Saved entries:
— START —

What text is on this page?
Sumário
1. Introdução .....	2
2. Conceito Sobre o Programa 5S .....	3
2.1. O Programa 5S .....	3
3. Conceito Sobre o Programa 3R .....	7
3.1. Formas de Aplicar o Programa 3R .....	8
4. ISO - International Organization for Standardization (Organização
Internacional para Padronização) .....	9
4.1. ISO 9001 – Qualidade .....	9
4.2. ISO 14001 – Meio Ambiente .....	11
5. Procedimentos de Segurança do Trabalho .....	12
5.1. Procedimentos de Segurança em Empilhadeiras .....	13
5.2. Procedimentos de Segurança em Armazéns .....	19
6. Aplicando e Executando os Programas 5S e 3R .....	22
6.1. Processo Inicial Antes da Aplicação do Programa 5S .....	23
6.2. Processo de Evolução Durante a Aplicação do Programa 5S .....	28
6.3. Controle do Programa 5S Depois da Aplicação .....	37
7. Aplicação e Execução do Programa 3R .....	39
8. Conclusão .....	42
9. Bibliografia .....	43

— END —

* _What you will do_:
Pull every line containing "Aplicação" from the material above.

* _The solution_:
6.1. Processo Inicial Antes da Aplicação do Programa 5S .....	23
6.2. Processo de Evolução Durante a Aplicação do Programa 5S .....	28
6.3. Controle do Programa 5S Depois da Aplicação .....	37
7. Aplicação e Execução do Programa 3R .....	39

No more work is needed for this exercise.